> Problem to work on:
Give back the entire listing verbatim.

> The records:
######
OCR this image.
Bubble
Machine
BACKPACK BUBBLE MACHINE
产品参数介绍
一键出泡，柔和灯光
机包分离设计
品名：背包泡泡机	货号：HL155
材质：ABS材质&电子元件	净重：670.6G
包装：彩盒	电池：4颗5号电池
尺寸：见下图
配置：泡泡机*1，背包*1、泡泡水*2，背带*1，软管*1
######
> Task output:
OCR this image.
Bubble
Machine
BACKPACK BUBBLE MACHINE
产品参数介绍
一键出泡，柔和灯光
机包分离设计
品名：背包泡泡机	货号：HL155
材质：ABS材质&电子元件	净重：670.6G
包装：彩盒	电池：4颗5号电池
尺寸：见下图
配置：泡泡机*1，背包*1、泡泡水*2，背带*1，软管*1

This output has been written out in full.